## Objective
Write out each line of the material again, word for word.

(Figure dataset records)
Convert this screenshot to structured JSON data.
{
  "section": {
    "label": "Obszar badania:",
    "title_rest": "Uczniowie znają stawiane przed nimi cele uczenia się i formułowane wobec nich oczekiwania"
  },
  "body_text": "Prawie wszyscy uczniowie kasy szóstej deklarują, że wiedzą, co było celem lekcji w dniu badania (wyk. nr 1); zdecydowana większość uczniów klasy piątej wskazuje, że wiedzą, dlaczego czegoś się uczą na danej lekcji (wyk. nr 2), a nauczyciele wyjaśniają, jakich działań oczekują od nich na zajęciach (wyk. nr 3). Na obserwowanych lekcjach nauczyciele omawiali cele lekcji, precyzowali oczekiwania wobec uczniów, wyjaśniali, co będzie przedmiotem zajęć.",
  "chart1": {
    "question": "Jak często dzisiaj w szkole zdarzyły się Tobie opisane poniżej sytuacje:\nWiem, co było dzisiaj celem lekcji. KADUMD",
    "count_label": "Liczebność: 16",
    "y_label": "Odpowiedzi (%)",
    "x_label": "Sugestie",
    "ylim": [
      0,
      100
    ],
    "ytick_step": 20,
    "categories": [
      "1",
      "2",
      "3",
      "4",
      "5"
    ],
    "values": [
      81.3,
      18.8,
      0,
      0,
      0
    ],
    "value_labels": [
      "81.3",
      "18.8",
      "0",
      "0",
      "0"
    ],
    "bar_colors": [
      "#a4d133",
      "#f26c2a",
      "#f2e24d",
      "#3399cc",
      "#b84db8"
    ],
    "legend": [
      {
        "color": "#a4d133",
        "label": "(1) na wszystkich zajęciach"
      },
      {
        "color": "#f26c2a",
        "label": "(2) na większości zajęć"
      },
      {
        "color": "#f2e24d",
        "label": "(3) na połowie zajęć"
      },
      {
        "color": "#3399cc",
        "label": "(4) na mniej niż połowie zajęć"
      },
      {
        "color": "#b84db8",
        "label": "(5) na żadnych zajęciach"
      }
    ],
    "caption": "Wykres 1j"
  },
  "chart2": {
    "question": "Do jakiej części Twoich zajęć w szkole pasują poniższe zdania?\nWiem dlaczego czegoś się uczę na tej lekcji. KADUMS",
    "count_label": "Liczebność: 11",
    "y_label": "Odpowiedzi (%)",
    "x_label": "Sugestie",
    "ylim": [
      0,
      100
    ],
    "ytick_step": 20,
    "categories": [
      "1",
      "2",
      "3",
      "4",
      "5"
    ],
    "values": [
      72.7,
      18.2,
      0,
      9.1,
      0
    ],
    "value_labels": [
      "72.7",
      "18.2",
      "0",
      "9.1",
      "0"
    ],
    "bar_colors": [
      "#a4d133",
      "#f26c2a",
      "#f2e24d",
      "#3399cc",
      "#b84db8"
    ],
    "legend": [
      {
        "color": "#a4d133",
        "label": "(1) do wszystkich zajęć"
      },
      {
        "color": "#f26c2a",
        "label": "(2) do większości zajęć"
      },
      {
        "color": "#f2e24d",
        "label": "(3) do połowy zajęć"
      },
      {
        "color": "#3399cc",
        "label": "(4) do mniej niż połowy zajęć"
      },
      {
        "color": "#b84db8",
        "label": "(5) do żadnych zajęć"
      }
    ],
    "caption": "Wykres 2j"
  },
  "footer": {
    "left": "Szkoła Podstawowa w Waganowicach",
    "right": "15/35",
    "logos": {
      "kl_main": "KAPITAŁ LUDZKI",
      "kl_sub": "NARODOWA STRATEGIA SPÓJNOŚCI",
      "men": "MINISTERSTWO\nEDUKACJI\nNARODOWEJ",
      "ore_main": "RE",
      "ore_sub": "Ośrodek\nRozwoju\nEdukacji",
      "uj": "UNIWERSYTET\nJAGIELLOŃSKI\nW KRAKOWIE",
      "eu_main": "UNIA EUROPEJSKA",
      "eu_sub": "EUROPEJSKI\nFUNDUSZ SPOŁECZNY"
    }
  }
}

## Written solution
Convert this screenshot to structured JSON data.
{
  "section": {
    "label": "Obszar badania:",
    "title_rest": "Uczniowie znają stawiane przed nimi cele uczenia się i formułowane wobec nich oczekiwania"
  },
  "body_text": "Prawie wszyscy uczniowie kasy szóstej deklarują, że wiedzą, co było celem lekcji w dniu badania (wyk. nr 1); zdecydowana większość uczniów klasy piątej wskazuje, że wiedzą, dlaczego czegoś się uczą na danej lekcji (wyk. nr 2), a nauczyciele wyjaśniają, jakich działań oczekują od nich na zajęciach (wyk. nr 3). Na obserwowanych lekcjach nauczyciele omawiali cele lekcji, precyzowali oczekiwania wobec uczniów, wyjaśniali, co będzie przedmiotem zajęć.",
  "chart1": {
    "question": "Jak często dzisiaj w szkole zdarzyły się Tobie opisane poniżej sytuacje:\nWiem, co było dzisiaj celem lekcji. KADUMD",
    "count_label": "Liczebność: 16",
    "y_label": "Odpowiedzi (%)",
    "x_label": "Sugestie",
    "ylim": [
      0,
      100
    ],
    "ytick_step": 20,
    "categories": [
      "1",
      "2",
      "3",
      "4",
      "5"
    ],
    "values": [
      81.3,
      18.8,
      0,
      0,
      0
    ],
    "value_labels": [
      "81.3",
      "18.8",
      "0",
      "0",
      "0"
    ],
    "bar_colors": [
      "#a4d133",
      "#f26c2a",
      "#f2e24d",
      "#3399cc",
      "#b84db8"
    ],
    "legend": [
      {
        "color": "#a4d133",
        "label": "(1) na wszystkich zajęciach"
      },
      {
        "color": "#f26c2a",
        "label": "(2) na większości zajęć"
      },
      {
        "color": "#f2e24d",
        "label": "(3) na połowie zajęć"
      },
      {
        "color": "#3399cc",
        "label": "(4) na mniej niż połowie zajęć"
      },
      {
        "color": "#b84db8",
        "label": "(5) na żadnych zajęciach"
      }
    ],
    "caption": "Wykres 1j"
  },
  "chart2": {
    "question": "Do jakiej części Twoich zajęć w szkole pasują poniższe zdania?\nWiem dlaczego czegoś się uczę na tej lekcji. KADUMS",
    "count_label": "Liczebność: 11",
    "y_label": "Odpowiedzi (%)",
    "x_label": "Sugestie",
    "ylim": [
      0,
      100
    ],
    "ytick_step": 20,
    "categories": [
      "1",
      "2",
      "3",
      "4",
      "5"
    ],
    "values": [
      72.7,
      18.2,
      0,
      9.1,
      0
    ],
    "value_labels": [
      "72.7",
      "18.2",
      "0",
      "9.1",
      "0"
    ],
    "bar_colors": [
      "#a4d133",
      "#f26c2a",
      "#f2e24d",
      "#3399cc",
      "#b84db8"
    ],
    "legend": [
      {
        "color": "#a4d133",
        "label": "(1) do wszystkich zajęć"
      },
      {
        "color": "#f26c2a",
        "label": "(2) do większości zajęć"
      },
      {
        "color": "#f2e24d",
        "label": "(3) do połowy zajęć"
      },
      {
        "color": "#3399cc",
        "label": "(4) do mniej niż połowy zajęć"
      },
      {
        "color": "#b84db8",
        "label": "(5) do żadnych zajęć"
      }
    ],
    "caption": "Wykres 2j"
  },
  "footer": {
    "left": "Szkoła Podstawowa w Waganowicach",
    "right": "15/35",
    "logos": {
      "kl_main": "KAPITAŁ LUDZKI",
      "kl_sub": "NARODOWA STRATEGIA SPÓJNOŚCI",
      "men": "MINISTERSTWO\nEDUKACJI\nNARODOWEJ",
      "ore_main": "RE",
      "ore_sub": "Ośrodek\nRozwoju\nEdukacji",
      "uj": "UNIWERSYTET\nJAGIELLOŃSKI\nW KRAKOWIE",
      "eu_main": "UNIA EUROPEJSKA",
      "eu_sub": "EUROPEJSKI\nFUNDUSZ SPOŁECZNY"
    }
  }
}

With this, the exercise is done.